● **Exercise aim**:
Copy each line of the records that holds the string "ROAD".
+ + + +
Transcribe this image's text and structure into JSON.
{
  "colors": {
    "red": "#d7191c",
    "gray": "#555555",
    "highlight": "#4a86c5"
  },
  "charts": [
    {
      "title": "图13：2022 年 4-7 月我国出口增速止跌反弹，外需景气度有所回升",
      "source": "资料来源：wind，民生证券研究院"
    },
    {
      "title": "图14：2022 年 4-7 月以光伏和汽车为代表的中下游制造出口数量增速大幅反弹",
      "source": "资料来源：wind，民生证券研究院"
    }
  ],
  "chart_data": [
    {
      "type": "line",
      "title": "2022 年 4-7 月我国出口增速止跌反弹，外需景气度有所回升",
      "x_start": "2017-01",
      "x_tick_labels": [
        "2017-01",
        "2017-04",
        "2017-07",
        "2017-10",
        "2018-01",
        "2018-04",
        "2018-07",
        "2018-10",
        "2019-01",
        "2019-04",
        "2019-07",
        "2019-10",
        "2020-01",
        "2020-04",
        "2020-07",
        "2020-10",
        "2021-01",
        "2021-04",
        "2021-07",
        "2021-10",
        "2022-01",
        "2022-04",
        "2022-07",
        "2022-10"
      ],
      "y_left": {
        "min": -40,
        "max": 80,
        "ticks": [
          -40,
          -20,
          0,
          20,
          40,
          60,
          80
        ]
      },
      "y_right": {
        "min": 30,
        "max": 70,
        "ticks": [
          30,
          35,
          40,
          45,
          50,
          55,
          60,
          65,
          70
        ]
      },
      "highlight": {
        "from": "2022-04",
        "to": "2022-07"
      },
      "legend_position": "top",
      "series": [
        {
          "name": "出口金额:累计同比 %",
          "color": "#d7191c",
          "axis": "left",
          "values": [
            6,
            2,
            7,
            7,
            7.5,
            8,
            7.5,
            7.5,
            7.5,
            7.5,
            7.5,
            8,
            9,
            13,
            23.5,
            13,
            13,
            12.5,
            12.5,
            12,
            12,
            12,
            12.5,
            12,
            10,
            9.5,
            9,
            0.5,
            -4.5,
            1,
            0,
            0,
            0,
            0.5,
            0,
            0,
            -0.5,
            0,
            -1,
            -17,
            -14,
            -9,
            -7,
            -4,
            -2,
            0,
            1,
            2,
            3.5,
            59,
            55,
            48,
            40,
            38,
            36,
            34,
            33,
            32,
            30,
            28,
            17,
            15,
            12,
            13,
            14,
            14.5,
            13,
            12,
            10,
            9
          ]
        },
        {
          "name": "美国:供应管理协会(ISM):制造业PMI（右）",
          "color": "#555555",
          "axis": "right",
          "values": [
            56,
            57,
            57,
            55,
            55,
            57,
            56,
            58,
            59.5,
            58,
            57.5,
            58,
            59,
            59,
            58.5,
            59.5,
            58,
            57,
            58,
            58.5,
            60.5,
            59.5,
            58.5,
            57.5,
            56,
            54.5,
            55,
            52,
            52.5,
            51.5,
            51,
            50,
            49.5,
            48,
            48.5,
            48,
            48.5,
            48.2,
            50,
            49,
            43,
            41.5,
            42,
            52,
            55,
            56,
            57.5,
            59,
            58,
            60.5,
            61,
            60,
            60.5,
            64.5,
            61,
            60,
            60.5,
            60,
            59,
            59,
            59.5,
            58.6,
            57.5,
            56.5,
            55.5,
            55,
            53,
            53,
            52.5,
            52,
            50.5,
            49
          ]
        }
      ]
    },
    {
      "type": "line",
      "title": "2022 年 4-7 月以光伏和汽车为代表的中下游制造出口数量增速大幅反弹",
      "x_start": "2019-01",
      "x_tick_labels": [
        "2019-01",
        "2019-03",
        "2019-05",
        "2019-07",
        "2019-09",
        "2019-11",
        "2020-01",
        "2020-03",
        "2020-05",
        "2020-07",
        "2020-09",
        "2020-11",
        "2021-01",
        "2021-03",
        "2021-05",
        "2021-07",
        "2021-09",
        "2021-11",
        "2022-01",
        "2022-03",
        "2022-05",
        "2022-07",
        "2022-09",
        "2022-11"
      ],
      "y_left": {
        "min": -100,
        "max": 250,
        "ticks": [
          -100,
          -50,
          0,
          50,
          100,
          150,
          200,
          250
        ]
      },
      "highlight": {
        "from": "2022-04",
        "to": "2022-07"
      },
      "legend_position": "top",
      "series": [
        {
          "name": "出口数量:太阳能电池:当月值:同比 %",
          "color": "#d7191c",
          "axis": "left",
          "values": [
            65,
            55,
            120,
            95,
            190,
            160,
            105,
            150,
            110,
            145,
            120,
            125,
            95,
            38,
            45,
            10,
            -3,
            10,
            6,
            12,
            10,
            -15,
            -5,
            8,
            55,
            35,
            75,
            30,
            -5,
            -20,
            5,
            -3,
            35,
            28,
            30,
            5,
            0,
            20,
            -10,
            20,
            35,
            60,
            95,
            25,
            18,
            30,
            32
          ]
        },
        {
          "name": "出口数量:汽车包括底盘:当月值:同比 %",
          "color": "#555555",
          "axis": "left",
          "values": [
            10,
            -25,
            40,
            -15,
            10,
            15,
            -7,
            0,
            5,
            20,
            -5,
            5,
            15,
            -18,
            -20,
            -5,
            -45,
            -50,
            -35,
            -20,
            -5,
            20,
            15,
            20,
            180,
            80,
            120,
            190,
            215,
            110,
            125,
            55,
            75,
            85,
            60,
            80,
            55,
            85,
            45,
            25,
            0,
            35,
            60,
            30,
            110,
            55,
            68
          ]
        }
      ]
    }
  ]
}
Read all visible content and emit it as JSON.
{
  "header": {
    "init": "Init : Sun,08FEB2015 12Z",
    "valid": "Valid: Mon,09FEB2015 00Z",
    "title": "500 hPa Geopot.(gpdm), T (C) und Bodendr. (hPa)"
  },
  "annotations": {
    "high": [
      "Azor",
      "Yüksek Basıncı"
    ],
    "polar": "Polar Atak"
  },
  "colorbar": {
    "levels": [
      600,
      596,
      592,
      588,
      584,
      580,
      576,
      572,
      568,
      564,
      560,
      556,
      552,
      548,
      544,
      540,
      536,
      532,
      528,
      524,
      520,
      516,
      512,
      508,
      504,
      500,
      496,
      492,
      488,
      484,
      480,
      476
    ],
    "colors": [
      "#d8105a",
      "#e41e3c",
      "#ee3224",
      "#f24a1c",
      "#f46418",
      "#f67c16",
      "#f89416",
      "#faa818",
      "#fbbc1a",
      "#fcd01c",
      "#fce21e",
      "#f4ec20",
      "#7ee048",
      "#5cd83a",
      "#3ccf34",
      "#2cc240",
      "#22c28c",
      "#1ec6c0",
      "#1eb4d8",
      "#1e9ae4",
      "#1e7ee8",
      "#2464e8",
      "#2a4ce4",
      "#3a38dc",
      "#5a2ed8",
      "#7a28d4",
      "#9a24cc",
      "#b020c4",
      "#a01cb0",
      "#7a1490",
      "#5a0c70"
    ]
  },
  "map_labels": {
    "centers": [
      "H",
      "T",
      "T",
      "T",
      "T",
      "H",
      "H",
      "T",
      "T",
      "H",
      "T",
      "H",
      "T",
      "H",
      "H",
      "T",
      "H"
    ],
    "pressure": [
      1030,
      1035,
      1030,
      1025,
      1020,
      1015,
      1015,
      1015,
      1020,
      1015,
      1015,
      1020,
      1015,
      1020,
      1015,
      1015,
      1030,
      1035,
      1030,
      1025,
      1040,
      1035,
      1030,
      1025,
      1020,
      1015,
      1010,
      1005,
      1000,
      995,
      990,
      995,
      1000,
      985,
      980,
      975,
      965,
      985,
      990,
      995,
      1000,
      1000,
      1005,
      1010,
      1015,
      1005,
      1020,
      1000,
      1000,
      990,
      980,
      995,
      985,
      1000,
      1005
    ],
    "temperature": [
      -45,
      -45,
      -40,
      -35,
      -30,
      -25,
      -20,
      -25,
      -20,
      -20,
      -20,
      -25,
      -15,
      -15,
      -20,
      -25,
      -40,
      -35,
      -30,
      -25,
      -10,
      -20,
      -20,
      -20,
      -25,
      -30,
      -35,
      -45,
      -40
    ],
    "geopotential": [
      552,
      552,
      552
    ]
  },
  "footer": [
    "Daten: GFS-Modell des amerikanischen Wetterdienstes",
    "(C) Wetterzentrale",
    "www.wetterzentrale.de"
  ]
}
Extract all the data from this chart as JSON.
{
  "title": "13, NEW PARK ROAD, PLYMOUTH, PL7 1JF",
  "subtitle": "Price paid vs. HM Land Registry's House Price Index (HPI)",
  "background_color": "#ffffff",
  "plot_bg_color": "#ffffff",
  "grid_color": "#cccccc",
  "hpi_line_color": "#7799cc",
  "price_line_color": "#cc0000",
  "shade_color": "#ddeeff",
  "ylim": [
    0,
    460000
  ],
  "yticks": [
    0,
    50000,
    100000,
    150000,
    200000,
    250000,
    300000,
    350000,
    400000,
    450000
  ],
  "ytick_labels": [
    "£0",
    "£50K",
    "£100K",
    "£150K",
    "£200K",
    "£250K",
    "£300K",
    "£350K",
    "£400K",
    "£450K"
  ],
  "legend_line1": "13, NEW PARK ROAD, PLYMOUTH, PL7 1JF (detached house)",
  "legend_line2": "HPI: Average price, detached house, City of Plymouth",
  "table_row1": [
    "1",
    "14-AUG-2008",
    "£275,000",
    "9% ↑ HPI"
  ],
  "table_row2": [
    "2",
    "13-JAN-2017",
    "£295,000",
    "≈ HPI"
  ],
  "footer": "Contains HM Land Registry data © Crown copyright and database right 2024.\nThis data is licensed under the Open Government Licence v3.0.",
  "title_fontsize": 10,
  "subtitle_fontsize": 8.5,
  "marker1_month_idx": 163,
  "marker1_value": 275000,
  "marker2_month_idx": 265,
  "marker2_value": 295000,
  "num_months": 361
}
+ + + +
● **Finished exercise**:
  "title": "13, NEW PARK ROAD, PLYMOUTH, PL7 1JF",
  "legend_line1": "13, NEW PARK ROAD, PLYMOUTH, PL7 1JF (detached house)",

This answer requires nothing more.